§ TASK MATERIAL
---------------

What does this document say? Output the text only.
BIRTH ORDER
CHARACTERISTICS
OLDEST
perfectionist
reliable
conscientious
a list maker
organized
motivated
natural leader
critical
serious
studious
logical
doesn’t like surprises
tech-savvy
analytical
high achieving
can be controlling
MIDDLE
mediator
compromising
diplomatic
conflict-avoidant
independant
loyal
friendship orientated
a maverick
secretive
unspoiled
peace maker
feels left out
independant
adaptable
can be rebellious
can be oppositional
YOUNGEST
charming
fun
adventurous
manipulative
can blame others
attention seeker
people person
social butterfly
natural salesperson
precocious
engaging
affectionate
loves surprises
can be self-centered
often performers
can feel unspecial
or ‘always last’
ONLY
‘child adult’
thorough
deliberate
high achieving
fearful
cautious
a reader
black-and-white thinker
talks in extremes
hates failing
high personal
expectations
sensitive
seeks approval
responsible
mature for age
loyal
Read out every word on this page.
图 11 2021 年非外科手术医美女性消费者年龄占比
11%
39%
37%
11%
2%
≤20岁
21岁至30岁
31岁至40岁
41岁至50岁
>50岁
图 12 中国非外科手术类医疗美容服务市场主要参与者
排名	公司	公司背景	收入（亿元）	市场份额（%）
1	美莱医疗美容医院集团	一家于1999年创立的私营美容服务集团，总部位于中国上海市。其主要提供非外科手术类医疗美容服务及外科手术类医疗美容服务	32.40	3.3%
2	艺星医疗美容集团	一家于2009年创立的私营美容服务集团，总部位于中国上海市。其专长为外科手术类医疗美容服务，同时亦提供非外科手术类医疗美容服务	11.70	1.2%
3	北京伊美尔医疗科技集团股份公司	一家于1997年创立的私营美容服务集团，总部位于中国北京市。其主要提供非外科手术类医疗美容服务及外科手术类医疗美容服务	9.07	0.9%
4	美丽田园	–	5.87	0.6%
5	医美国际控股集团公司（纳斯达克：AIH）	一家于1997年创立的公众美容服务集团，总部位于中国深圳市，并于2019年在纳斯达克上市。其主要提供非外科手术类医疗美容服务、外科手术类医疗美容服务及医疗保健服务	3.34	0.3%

---------------

§ WHAT TO WORK ON
Of the lines above, how many contain the string "natural"? Only the number is required.

§ WRITTEN ANSWER
2